Task requirements:
Find all lines in the records that include the word "screenshot", and copy them out.

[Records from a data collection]
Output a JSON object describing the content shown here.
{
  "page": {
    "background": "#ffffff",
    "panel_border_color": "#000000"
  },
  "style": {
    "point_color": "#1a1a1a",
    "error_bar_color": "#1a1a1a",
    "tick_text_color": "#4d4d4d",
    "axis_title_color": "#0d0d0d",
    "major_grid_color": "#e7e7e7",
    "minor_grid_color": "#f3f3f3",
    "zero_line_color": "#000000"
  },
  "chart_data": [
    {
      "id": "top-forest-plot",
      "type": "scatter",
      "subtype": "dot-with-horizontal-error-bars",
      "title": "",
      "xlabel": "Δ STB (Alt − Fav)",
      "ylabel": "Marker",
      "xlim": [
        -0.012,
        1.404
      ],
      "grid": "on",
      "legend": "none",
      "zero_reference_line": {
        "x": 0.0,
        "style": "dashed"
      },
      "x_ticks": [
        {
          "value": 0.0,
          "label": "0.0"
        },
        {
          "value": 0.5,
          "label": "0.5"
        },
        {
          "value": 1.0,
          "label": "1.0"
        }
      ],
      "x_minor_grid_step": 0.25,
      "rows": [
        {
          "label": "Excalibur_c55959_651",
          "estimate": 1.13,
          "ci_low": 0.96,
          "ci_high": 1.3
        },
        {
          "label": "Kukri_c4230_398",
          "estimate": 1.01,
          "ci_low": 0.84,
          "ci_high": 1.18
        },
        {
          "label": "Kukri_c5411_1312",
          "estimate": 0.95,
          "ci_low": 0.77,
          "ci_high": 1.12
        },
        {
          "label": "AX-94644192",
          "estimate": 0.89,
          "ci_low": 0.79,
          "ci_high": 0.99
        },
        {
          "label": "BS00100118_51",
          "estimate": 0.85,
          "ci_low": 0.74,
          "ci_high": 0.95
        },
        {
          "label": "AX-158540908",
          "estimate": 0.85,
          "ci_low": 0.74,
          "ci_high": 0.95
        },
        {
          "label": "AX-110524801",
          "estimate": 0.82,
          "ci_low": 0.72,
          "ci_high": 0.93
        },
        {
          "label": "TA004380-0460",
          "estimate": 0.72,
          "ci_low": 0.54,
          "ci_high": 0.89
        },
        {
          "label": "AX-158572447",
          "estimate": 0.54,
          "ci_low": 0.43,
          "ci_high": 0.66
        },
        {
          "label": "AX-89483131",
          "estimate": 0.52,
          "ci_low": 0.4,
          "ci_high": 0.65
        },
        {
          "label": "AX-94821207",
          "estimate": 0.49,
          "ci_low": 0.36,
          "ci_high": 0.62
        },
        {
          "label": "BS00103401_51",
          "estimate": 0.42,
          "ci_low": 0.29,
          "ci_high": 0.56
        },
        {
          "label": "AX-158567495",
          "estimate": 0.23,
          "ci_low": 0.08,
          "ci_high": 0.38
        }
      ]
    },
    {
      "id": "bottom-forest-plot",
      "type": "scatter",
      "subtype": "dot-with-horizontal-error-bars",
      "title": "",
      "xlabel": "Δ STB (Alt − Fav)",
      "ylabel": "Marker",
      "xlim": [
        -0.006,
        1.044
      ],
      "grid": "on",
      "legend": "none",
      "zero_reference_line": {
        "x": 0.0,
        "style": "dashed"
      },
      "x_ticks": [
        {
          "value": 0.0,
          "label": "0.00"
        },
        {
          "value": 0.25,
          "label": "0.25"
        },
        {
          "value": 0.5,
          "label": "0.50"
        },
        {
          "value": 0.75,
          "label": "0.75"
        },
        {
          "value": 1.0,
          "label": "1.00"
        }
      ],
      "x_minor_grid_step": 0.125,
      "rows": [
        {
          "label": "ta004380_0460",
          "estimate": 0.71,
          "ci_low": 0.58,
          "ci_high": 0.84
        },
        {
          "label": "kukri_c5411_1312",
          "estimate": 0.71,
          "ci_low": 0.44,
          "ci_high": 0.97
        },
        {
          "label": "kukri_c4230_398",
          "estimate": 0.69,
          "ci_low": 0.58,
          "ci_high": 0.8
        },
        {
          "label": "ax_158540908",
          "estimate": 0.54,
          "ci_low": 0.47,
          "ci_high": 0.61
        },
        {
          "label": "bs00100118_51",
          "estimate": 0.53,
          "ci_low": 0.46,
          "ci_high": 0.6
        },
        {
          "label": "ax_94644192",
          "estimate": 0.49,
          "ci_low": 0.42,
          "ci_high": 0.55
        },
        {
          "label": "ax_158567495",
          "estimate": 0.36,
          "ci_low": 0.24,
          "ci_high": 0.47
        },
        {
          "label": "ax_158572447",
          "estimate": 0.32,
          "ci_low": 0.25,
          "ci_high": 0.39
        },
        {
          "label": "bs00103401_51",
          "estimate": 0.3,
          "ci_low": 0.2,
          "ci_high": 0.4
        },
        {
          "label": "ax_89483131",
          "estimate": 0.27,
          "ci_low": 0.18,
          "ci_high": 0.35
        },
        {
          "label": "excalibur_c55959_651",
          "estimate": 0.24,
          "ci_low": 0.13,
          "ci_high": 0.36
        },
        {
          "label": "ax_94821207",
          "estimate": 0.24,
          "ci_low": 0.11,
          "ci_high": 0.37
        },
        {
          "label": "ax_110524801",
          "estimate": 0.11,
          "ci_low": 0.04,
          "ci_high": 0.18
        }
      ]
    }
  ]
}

...

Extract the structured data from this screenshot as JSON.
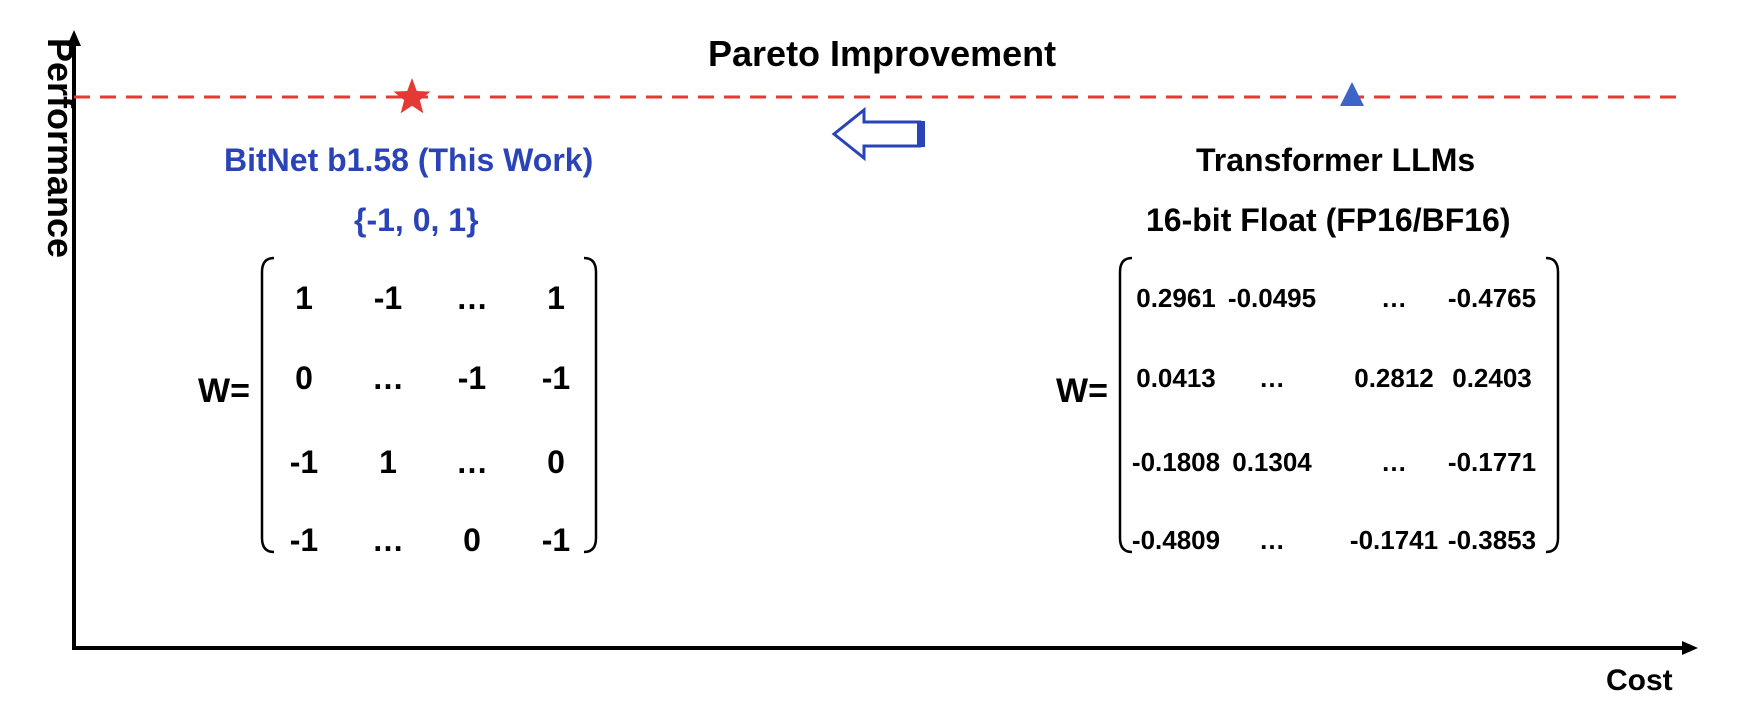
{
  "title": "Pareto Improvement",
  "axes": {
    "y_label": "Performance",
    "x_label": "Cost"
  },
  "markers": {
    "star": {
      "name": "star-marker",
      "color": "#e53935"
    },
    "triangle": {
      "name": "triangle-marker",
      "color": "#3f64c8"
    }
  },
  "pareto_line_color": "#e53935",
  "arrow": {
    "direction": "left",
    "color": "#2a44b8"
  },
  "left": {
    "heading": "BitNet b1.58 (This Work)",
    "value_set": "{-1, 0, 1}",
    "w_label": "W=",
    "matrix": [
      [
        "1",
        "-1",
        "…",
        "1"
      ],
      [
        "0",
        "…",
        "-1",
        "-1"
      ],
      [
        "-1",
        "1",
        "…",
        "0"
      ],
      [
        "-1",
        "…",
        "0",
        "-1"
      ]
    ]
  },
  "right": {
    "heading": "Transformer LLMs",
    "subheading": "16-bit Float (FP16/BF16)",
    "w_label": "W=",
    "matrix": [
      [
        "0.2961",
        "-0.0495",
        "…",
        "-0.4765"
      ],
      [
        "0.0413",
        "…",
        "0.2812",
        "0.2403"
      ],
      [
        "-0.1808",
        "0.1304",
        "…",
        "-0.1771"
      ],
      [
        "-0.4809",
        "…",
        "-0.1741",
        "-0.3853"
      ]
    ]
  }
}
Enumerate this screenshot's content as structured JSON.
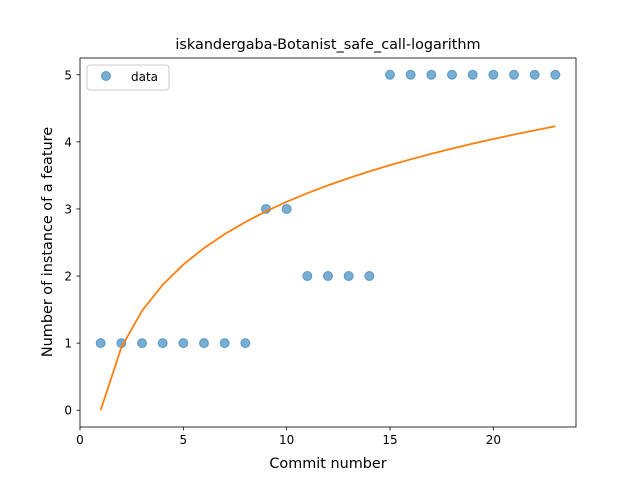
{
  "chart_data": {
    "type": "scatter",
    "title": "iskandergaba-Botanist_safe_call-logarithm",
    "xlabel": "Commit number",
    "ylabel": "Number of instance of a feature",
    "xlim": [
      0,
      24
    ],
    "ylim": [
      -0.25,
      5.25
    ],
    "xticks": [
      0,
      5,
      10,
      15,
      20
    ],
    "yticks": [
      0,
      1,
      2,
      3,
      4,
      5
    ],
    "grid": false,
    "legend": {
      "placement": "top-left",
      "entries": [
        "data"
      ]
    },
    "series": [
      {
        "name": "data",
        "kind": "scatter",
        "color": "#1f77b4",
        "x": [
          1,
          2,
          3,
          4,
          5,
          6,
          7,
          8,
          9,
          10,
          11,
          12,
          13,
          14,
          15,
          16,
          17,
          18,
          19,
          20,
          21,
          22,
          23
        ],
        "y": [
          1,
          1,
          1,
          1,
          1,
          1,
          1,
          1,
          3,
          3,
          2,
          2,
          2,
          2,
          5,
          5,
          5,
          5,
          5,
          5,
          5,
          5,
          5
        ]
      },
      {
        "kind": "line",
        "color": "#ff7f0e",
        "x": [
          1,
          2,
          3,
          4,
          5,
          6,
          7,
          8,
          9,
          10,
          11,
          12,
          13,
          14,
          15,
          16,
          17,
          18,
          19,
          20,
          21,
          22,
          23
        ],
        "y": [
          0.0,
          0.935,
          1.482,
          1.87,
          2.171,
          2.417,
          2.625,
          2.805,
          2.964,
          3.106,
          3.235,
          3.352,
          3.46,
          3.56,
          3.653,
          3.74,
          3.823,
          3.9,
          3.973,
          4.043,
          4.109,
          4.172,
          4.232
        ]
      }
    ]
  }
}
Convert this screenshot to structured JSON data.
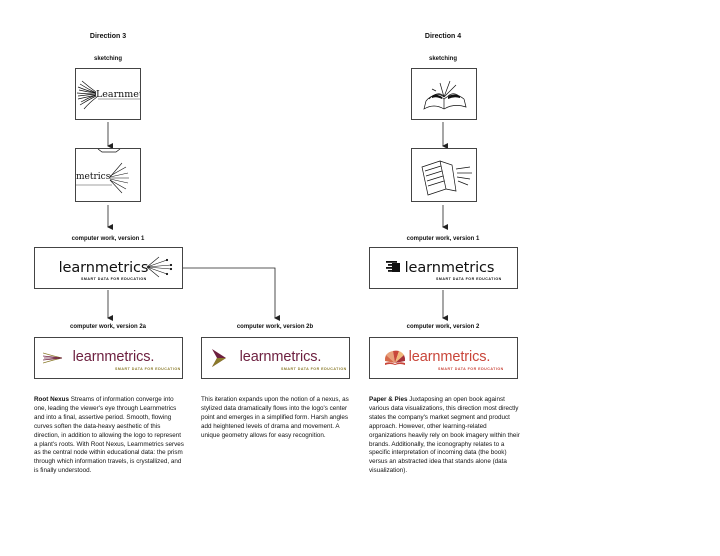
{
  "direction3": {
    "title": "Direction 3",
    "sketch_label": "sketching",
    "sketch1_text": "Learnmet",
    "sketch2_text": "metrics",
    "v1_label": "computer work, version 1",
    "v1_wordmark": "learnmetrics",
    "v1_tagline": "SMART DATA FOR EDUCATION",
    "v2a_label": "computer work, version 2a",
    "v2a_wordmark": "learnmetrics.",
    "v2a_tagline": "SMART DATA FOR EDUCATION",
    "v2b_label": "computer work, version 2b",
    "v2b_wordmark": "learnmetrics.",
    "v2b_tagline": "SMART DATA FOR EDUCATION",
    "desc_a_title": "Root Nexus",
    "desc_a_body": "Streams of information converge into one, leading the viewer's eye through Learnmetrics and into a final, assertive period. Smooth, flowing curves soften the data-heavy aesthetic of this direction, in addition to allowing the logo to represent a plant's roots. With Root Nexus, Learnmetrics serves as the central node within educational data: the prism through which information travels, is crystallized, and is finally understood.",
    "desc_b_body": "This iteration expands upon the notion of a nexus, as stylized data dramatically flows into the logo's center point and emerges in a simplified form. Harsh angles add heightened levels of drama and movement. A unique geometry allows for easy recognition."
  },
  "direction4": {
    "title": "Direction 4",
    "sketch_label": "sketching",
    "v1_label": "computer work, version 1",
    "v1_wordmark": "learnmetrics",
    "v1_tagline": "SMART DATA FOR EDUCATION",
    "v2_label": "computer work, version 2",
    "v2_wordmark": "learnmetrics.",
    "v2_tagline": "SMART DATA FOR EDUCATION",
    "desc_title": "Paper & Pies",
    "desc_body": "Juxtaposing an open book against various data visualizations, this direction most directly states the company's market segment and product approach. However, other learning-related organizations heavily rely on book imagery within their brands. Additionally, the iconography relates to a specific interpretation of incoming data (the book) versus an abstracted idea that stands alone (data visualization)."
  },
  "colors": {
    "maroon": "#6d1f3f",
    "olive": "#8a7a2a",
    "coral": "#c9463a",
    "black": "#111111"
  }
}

Correct answer:
Extract the structured data from this screenshot as JSON.
Enumerate this screenshot's content as structured JSON.
Convert this screenshot to structured JSON data.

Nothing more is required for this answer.